_Directive_:
Copy the data that follows exactly. Include no pictures.

_Records to use_:

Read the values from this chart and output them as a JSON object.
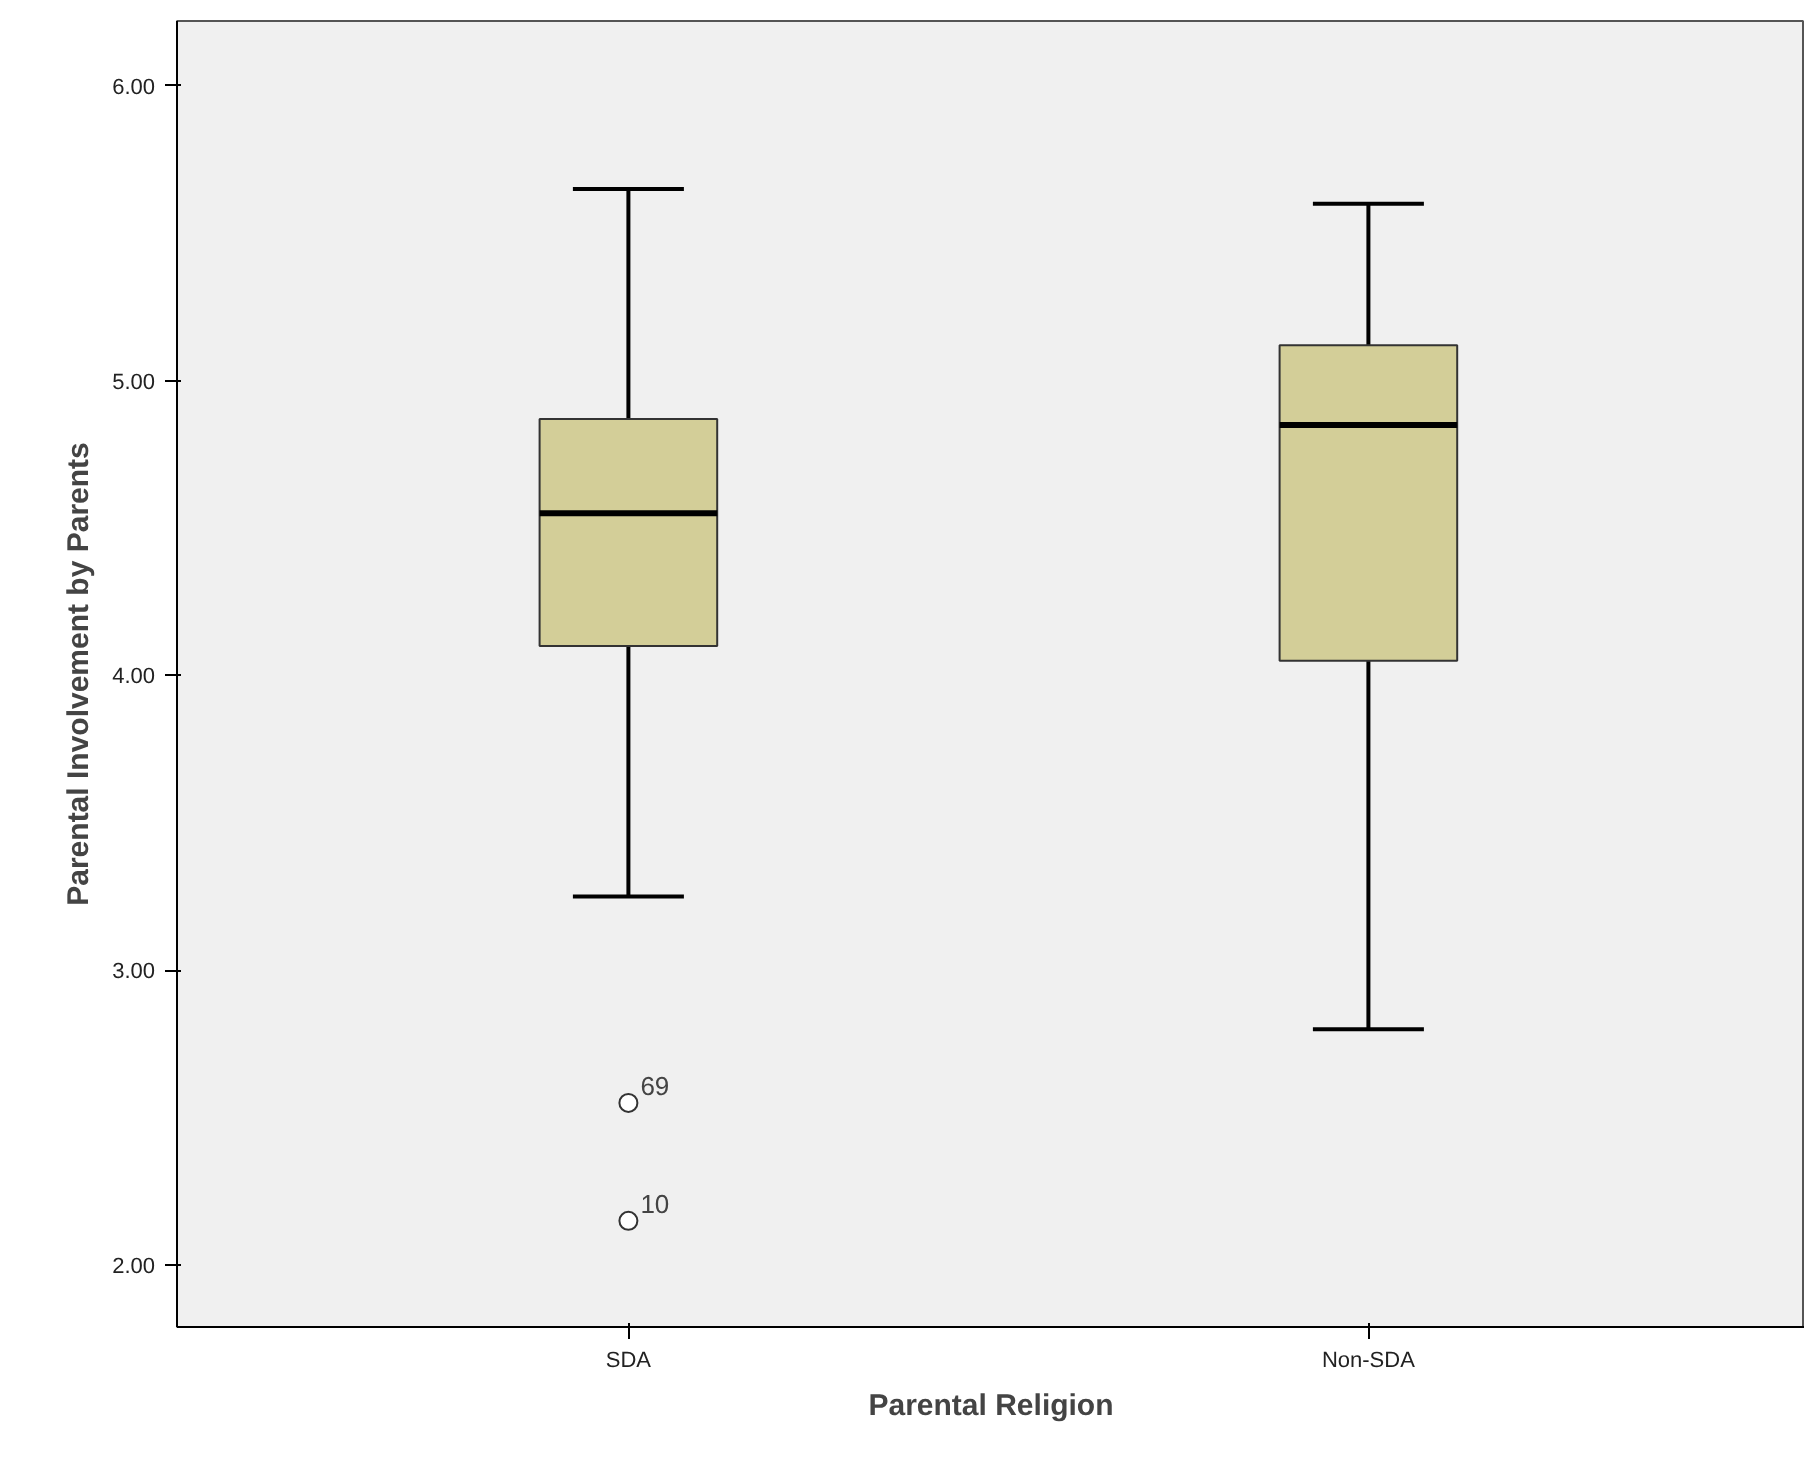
{
  "chart_data": {
    "type": "box",
    "xlabel": "Parental Religion",
    "ylabel": "Parental Involvement by Parents",
    "categories": [
      "SDA",
      "Non-SDA"
    ],
    "boxes": [
      {
        "low": 3.25,
        "q1": 4.1,
        "median": 4.55,
        "q3": 4.87,
        "high": 5.65,
        "outliers": [
          2.55,
          2.15
        ]
      },
      {
        "low": 2.8,
        "q1": 4.05,
        "median": 4.85,
        "q3": 5.12,
        "high": 5.6
      }
    ],
    "color": "#d3ce98",
    "ylim": [
      1.79,
      6.22
    ],
    "yticks": [
      {
        "value": 2,
        "label": "2.00"
      },
      {
        "value": 3,
        "label": "3.00"
      },
      {
        "value": 4,
        "label": "4.00"
      },
      {
        "value": 5,
        "label": "5.00"
      },
      {
        "value": 6,
        "label": "6.00"
      }
    ],
    "annotations": [
      "69",
      "10"
    ],
    "grid": false
  }
}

_Expected output_:
Read the values from this chart and output them as a JSON object.
{
  "chart_data": {
    "type": "box",
    "xlabel": "Parental Religion",
    "ylabel": "Parental Involvement by Parents",
    "categories": [
      "SDA",
      "Non-SDA"
    ],
    "boxes": [
      {
        "low": 3.25,
        "q1": 4.1,
        "median": 4.55,
        "q3": 4.87,
        "high": 5.65,
        "outliers": [
          2.55,
          2.15
        ]
      },
      {
        "low": 2.8,
        "q1": 4.05,
        "median": 4.85,
        "q3": 5.12,
        "high": 5.6
      }
    ],
    "color": "#d3ce98",
    "ylim": [
      1.79,
      6.22
    ],
    "yticks": [
      {
        "value": 2,
        "label": "2.00"
      },
      {
        "value": 3,
        "label": "3.00"
      },
      {
        "value": 4,
        "label": "4.00"
      },
      {
        "value": 5,
        "label": "5.00"
      },
      {
        "value": 6,
        "label": "6.00"
      }
    ],
    "annotations": [
      "69",
      "10"
    ],
    "grid": false
  }
}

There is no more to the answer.